- _The input_
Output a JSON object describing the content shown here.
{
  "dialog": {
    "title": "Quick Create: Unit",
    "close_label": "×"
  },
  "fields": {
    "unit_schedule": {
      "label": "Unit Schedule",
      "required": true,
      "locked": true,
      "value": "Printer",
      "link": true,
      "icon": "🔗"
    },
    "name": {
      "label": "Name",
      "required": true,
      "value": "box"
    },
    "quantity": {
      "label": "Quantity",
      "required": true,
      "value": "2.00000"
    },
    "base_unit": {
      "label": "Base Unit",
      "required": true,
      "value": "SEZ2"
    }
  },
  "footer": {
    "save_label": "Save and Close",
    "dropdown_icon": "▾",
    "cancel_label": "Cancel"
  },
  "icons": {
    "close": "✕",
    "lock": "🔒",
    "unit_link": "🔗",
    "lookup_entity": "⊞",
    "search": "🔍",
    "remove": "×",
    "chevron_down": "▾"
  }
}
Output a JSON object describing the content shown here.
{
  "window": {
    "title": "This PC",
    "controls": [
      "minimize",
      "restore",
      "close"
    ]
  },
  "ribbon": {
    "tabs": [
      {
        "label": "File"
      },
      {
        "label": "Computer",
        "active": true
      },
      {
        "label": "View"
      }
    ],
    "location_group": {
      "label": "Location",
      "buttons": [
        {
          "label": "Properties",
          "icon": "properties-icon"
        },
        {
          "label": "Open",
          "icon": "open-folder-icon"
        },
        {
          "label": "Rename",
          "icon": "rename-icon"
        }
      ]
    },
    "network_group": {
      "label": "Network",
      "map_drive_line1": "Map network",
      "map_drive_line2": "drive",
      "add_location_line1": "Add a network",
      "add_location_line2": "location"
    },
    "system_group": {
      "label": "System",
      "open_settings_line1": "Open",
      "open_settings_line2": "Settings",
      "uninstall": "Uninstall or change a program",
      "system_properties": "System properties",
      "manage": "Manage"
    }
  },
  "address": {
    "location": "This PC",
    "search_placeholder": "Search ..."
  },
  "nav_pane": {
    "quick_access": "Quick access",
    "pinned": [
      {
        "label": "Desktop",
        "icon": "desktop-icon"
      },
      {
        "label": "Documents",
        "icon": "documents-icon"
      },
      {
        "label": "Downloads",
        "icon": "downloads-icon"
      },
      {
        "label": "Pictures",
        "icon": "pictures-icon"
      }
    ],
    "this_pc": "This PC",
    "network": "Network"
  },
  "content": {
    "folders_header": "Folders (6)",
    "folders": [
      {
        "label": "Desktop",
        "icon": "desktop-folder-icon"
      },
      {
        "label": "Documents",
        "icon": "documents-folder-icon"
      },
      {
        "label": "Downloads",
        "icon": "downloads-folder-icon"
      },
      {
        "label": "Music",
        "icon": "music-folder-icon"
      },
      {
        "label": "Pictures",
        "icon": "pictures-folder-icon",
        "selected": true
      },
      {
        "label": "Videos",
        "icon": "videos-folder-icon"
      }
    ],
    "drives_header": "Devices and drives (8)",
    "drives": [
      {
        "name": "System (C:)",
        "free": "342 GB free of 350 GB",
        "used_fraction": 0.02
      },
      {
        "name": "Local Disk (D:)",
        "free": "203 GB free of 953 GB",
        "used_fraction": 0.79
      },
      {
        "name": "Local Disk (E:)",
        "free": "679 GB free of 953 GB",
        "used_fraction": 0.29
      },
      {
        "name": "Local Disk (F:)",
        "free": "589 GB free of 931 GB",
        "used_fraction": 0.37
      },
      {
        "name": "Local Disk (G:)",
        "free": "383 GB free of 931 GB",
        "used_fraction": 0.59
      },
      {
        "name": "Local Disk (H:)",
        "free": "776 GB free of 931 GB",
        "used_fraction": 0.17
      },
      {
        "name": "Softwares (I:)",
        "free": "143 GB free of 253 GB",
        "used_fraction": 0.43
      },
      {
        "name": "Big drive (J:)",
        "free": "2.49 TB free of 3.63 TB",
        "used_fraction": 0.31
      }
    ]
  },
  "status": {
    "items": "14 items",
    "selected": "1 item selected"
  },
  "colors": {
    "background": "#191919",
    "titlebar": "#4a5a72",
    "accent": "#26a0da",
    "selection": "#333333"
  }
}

- _Exercise details_
Of the lines in the entries above, how many include "value"? Only the number should be given.

- _Full response_
4